----- Extracted information

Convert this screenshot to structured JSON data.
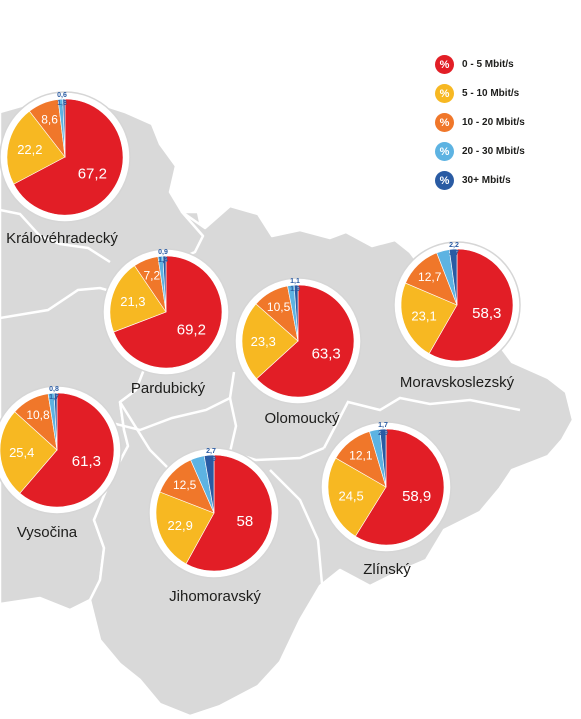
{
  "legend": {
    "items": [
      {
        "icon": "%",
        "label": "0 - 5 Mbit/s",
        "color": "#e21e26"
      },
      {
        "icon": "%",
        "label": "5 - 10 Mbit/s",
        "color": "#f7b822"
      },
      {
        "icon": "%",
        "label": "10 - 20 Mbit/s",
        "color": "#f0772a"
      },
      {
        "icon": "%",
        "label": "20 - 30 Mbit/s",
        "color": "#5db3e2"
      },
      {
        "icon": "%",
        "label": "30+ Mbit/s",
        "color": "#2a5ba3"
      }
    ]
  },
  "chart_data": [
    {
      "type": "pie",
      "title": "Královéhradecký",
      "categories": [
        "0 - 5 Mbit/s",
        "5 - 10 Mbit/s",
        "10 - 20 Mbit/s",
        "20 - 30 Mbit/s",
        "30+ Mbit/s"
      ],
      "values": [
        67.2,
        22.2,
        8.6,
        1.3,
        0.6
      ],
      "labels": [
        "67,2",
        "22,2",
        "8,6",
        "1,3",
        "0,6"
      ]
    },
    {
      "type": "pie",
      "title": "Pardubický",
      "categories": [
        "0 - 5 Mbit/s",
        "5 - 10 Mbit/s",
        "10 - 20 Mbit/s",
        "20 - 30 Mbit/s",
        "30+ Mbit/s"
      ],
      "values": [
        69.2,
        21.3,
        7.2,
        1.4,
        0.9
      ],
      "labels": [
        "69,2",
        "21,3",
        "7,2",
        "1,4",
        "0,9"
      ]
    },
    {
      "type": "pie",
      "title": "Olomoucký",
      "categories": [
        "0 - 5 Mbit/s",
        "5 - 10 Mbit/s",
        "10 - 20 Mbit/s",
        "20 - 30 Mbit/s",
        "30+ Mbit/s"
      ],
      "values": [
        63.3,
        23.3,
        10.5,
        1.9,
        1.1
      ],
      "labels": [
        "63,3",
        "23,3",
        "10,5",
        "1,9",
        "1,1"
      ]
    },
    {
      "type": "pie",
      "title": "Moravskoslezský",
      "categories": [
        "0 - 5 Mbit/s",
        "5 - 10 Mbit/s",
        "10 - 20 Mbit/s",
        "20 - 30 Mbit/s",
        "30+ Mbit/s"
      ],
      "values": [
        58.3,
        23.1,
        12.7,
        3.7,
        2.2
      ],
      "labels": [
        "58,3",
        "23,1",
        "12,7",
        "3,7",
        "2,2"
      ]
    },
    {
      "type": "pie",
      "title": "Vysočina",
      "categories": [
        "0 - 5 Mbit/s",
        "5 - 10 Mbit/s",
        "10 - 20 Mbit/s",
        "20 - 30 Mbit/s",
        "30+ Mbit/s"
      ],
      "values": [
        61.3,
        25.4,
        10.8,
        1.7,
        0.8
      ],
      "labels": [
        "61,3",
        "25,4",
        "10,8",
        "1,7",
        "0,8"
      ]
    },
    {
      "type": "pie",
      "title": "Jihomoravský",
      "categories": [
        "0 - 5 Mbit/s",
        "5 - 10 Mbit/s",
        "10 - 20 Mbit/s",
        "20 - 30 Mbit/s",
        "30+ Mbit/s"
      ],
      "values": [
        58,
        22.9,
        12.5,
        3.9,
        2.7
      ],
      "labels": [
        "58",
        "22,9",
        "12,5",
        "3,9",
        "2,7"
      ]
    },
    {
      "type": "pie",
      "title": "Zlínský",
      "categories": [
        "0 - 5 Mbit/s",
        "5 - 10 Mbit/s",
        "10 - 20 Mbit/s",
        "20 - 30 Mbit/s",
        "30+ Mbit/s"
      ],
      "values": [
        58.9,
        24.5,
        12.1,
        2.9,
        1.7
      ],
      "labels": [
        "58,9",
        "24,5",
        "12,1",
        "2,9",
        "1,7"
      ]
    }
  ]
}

----------
----- Extracted information

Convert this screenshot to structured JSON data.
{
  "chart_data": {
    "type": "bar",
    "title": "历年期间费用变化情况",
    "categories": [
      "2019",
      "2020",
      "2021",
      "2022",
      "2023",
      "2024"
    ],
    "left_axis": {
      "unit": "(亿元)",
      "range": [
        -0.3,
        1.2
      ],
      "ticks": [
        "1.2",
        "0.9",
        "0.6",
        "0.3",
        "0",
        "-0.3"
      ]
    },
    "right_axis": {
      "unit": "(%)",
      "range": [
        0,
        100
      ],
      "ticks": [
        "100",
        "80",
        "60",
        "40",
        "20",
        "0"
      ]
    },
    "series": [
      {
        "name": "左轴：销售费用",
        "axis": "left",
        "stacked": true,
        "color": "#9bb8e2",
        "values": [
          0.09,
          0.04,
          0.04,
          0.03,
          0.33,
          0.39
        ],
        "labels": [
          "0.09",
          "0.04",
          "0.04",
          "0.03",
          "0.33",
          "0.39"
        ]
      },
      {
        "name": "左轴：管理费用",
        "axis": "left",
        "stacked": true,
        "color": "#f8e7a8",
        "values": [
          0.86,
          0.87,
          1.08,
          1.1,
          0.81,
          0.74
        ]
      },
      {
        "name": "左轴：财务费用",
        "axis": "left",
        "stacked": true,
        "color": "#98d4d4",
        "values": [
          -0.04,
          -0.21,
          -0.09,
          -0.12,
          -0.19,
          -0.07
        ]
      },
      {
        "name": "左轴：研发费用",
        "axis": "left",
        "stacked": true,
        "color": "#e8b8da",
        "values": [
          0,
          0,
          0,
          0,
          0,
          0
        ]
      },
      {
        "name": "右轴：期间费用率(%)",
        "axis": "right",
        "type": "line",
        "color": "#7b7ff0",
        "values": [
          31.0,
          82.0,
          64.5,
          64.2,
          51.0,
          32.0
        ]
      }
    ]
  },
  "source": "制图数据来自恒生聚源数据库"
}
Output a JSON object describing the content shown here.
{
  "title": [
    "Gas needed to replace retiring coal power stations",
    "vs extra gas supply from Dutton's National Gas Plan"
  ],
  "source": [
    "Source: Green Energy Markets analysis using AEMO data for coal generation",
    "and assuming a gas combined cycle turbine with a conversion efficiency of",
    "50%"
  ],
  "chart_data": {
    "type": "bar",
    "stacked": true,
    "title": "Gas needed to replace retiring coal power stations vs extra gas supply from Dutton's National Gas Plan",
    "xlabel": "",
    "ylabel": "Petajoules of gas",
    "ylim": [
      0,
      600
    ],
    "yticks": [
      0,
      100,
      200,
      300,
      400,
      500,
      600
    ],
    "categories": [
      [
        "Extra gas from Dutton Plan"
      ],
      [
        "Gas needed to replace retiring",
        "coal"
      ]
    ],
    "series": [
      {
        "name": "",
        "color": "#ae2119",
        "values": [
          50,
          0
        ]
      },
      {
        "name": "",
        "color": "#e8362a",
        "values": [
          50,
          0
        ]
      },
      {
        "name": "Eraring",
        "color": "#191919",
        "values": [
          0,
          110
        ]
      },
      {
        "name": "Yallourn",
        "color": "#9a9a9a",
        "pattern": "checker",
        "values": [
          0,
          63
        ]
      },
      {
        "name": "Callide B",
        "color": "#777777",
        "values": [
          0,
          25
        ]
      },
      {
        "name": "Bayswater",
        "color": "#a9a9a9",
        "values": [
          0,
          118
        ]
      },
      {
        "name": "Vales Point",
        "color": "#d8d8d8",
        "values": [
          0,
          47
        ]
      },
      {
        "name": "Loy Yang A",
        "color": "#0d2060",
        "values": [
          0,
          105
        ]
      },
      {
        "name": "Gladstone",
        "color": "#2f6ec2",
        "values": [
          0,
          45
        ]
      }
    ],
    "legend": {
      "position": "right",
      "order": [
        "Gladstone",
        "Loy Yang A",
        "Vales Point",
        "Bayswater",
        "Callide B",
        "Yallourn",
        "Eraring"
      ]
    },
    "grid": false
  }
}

----------
----- Extracted information

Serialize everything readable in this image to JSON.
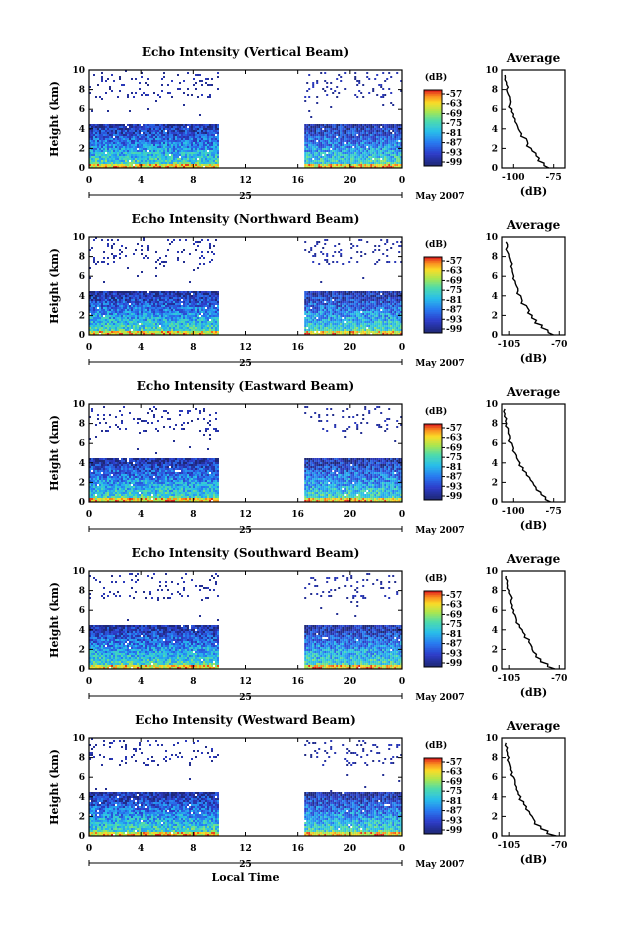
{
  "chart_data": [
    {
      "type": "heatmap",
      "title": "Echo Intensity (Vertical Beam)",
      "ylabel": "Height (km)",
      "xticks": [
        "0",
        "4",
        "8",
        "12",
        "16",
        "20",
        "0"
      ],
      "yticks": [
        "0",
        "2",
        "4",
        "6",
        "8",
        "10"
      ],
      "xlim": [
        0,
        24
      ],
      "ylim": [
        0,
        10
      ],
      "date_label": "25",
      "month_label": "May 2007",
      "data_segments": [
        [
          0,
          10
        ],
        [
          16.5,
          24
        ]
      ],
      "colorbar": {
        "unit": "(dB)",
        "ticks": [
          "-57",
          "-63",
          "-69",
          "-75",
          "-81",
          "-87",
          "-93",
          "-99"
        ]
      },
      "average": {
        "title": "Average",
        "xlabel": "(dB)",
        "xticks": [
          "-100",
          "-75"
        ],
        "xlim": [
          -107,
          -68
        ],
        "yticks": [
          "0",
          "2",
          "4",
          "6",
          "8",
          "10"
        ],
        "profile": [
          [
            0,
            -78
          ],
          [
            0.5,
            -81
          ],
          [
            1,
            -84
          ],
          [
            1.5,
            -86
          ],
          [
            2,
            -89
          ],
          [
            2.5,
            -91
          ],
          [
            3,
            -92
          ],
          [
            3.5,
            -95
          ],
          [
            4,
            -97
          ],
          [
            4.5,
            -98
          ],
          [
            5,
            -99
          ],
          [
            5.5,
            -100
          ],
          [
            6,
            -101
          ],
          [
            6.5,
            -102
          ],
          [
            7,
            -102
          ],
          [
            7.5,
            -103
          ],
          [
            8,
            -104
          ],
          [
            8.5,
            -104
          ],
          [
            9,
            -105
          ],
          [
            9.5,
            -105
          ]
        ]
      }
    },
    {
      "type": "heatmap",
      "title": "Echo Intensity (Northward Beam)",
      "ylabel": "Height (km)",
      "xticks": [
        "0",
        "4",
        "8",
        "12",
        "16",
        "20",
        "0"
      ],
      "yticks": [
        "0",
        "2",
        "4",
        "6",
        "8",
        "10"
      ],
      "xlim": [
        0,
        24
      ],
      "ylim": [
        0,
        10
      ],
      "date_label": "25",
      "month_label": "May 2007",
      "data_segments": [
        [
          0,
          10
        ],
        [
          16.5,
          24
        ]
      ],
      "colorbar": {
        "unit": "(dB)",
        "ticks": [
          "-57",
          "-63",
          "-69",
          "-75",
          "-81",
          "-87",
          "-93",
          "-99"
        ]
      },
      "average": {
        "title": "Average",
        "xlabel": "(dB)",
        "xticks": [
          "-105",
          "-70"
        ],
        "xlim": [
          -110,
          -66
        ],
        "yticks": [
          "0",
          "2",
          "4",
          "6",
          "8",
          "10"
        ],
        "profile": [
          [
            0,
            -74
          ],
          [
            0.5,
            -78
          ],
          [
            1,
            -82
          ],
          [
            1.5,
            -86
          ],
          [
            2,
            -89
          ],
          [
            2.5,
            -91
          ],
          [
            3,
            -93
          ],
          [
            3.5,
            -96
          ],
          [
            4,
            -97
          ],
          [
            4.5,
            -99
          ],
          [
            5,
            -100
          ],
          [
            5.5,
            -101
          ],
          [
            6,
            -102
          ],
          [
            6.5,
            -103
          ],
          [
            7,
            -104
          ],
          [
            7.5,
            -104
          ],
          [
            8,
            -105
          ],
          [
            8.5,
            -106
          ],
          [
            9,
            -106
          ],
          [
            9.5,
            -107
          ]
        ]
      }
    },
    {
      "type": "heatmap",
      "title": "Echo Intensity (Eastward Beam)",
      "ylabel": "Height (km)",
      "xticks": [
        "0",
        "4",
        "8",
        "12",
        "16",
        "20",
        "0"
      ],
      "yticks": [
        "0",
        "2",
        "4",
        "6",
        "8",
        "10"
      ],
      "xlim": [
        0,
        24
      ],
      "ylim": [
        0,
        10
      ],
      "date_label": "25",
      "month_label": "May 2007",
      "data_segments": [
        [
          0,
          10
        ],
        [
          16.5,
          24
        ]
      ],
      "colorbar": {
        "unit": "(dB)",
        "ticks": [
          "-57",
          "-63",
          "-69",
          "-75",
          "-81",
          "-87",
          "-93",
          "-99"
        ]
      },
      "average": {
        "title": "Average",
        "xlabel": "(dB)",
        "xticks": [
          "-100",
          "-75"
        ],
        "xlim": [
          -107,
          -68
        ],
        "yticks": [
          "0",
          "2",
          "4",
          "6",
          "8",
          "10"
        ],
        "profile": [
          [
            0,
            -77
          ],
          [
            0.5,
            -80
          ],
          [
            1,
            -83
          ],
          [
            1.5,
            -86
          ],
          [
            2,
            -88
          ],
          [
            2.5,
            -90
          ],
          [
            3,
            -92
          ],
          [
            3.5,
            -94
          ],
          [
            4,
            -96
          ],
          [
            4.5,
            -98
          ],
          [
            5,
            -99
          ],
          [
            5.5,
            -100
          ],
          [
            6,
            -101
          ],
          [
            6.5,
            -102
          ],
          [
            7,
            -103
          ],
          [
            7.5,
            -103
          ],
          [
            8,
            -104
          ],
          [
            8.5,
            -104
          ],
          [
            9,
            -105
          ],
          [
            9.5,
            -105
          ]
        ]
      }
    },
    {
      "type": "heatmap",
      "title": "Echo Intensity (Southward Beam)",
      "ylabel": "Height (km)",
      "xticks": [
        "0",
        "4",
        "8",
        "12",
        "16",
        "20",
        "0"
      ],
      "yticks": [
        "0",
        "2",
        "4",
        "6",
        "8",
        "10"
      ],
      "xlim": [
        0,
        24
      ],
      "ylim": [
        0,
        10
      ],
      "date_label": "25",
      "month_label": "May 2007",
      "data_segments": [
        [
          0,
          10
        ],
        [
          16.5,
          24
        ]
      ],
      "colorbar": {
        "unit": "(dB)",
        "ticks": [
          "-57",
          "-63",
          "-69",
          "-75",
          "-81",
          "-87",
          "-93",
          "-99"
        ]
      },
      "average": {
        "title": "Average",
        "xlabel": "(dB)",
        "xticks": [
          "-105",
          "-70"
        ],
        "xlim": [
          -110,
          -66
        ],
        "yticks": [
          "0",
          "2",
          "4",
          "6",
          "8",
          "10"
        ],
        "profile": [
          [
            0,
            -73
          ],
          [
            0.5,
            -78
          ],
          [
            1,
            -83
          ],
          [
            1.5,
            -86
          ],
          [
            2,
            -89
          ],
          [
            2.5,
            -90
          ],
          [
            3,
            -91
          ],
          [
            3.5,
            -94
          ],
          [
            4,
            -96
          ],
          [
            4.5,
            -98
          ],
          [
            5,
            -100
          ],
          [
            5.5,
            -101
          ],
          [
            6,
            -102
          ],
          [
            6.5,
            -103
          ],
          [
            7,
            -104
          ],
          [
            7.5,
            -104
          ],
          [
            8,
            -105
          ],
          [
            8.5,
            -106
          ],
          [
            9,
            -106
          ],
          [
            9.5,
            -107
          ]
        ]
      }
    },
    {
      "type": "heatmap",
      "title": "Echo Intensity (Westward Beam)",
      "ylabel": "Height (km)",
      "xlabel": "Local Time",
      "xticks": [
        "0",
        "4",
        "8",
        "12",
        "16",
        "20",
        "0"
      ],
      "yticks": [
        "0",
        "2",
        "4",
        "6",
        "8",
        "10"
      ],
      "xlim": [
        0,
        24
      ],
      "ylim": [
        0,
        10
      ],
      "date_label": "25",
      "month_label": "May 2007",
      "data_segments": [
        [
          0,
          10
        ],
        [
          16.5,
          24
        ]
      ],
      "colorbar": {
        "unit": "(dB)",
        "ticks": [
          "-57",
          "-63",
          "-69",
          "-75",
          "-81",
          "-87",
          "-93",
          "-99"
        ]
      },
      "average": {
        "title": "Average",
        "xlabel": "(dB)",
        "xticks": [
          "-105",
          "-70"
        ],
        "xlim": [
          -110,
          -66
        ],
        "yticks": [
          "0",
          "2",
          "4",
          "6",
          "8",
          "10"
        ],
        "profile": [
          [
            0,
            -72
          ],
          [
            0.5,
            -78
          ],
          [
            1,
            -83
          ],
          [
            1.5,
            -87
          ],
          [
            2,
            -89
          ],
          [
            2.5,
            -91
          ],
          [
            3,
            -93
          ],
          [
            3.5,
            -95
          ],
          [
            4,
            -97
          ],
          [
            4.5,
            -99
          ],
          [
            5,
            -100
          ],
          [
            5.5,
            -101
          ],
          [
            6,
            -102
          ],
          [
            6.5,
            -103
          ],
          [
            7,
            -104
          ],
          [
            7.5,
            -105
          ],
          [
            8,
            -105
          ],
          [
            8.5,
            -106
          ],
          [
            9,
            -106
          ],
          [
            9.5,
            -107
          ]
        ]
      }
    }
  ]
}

----------

_To do_
Whenever "Echo" turns up in a line, pick that line out.

_Result of the task_
      "title": "Echo Intensity (Vertical Beam)",
      "title": "Echo Intensity (Northward Beam)",
      "title": "Echo Intensity (Eastward Beam)",
      "title": "Echo Intensity (Southward Beam)",
      "title": "Echo Intensity (Westward Beam)",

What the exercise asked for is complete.